Required actions:
• 1. Copy the Hebrew welcome thread, starting with "## César Lasso" and going on through "for my curiosity?", renaming "Google Translate" to "online translator".
• 2. Write the next part of the Hebrew welcome thread, picking up after its final line.

##### Text passage

# ברוכים הבאים



## César Lasso

Hello!

I used the Google Translate to get the meaning of Welcome. Then I added the exclamation mark (!) and the Translate changed its Hebrew version into those two words - it initially gave me another two:

ברוך הבא

Could you please:

- Tell me the literal meaning of both expressions.
- Tell me which one suits better a warm welcome.
- Transliterate both expressions for my curiosity?

I don't trust the Google Translate. In case neither expression shows a warm welcome, could you please give me the right expression in Hebrew script?

Toda raba!


----------



## origumi

ברוך הבא = bienvenido
ברוכים הבאים = bienvenidos

If one man is coming you can say either the singular or plural. If more than one - say the plural. If there are only ladies you should prefer the feminine form:

ברוכה הבאה = bienvenida
ברוכות הבאות = bienvenidas

The literal meaning is "bless be the one(s) who is/are coming".


----------



## Tararam

ברוך הבא is the "generic" welcome in Hebrew, it means 'blessed is the one who comes/"the comer"'
Since "the one who comes" is a noun in Hebrew, and Hebrew makes the distinction between singular masculine, singular feminine, plural masculine and plural feminine nouns, you get:

ברוך הבא (baruch haba) = "welcome" to a singular male ("blessed is the one [male] who comes")

##########
##### Extracted entries

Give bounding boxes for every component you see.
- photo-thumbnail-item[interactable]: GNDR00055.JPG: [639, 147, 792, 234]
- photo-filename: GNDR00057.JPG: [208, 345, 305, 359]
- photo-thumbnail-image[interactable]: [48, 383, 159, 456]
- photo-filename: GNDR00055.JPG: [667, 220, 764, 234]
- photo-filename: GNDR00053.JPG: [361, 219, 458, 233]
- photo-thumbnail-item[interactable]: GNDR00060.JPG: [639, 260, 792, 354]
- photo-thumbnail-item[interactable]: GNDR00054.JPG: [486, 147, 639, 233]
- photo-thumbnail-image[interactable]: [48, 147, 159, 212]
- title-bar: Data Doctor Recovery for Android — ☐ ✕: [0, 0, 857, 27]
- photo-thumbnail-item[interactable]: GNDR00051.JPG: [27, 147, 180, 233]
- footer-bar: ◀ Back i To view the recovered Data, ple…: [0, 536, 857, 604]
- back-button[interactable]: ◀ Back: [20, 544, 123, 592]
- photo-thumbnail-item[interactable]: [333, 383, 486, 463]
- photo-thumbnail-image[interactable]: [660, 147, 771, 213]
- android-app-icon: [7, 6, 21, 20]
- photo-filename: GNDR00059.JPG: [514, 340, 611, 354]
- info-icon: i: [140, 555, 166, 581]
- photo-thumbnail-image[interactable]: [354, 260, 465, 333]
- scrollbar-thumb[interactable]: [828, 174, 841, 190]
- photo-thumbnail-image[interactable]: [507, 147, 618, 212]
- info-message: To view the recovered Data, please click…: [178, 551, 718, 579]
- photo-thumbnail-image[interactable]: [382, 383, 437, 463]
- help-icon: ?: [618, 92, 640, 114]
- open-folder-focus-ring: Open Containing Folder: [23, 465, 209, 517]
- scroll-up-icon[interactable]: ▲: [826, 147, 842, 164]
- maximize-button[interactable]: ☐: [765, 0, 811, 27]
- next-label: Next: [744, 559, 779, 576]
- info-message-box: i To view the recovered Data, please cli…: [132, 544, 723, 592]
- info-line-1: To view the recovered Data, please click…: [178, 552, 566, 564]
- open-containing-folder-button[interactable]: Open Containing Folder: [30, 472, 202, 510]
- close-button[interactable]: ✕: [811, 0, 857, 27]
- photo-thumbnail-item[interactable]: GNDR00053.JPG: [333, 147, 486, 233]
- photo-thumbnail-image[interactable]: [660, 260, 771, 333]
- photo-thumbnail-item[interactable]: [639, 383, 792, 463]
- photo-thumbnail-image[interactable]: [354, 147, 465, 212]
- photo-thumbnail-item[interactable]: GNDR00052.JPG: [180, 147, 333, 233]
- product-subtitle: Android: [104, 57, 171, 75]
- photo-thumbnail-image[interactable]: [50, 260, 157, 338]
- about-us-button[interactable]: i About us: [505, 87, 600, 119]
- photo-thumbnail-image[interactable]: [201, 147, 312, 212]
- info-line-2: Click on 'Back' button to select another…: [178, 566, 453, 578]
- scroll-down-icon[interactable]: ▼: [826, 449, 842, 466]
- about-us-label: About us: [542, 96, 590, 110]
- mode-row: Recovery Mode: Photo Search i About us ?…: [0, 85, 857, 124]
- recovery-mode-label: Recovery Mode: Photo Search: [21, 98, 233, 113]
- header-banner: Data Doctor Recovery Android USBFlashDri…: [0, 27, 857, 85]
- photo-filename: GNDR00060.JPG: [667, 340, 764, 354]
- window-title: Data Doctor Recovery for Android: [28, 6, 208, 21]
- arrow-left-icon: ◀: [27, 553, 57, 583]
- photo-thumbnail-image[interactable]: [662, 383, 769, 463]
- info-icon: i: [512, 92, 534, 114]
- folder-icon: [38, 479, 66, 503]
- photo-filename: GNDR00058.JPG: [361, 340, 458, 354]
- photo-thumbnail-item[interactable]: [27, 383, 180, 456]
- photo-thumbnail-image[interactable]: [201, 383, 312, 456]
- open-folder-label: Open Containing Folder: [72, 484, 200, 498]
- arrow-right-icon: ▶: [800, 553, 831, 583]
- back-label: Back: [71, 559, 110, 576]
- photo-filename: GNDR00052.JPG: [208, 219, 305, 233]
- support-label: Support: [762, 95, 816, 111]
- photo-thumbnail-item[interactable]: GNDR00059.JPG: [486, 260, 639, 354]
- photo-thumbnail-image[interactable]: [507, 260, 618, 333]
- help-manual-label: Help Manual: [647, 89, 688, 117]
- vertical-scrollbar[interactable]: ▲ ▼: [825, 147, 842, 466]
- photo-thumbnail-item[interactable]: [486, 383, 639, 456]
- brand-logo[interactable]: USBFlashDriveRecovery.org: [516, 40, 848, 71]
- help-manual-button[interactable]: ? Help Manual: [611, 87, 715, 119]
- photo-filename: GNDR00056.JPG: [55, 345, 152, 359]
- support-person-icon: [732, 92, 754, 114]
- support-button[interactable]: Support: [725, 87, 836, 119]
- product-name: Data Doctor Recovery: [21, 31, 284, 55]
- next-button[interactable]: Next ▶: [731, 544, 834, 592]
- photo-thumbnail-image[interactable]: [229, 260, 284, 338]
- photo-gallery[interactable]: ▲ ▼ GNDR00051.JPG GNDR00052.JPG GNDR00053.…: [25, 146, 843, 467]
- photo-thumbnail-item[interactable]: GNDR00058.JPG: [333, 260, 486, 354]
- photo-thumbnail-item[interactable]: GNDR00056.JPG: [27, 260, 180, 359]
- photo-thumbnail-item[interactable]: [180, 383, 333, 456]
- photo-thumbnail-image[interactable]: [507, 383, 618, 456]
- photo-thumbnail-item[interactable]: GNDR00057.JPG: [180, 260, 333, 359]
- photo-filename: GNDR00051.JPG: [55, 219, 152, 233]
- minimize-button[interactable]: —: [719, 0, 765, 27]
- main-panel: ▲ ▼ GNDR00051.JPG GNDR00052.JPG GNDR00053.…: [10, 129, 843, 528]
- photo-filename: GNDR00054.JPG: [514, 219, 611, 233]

##########

Exercise responses:
• 1.
## César Lasso

Hello!

I used the online translator to get the meaning of Welcome. Then I added the exclamation mark (!) and the Translate changed its Hebrew version into those two words - it initially gave me another two:

ברוך הבא

Could you please:

- Tell me the literal meaning of both expressions.
- Tell me which one suits better a warm welcome.
- Transliterate both expressions for my curiosity?

• 2.
ברוכה הבאה (brucha haba'a) = "welcome" to a singular female ("blessed is the one [female] who comes")
ברוכים הבאים (bruchim haba'im) = "welcome" to plural males ("blessed are the ones [males] who come")
ברוכות הבאות (bruchut haba'ot) = "welcome" to plural females ("blessed are the ones [females] who come")

You can use all of them according to the gender and number of the blessing's recipient, but it's not uncommon to hear "ברוך הבא" said with no attention to whether you're greeting a man, a woman, men and women.


----------



## anipo

Hello,
The transliteration according to Spanish writing and pronunciation (and in Tararam's order):
Barúj habá
Brujá habaá (por suerte la primera palabra es aguda y no grave...)
Brujím habaím
Brujót habaót 
Please note that the letter "h" is pronounced as in English.


----------



## César Lasso

Wow!

Thanks a lot, friends. Hebrew is not entirely "unfamiliar" to me since I studied Arabic at University (and both are Semitic languages). I regret not having studied Hebrew as well, but I changed my orientation between the 2nd and 3rd years, so I had to continue with Latin and Arabic.

I had noticed the -M of the plural ending.

Origumi mentioned that you could use both the singular or plural to welcome a single man. Is there some reason for that?

Thanks!


----------



## tFighterPilot

César Lasso said:


> Wow!
> 
> Thanks a lot, friends. Hebrew is not entirely "unfamiliar" to me since I studied Arabic at University (and both are Semitic languages). I regret not having studied Hebrew as well, but I changed my orientation between the 2nd and 3rd years, so I had to continue with Latin and Arabic.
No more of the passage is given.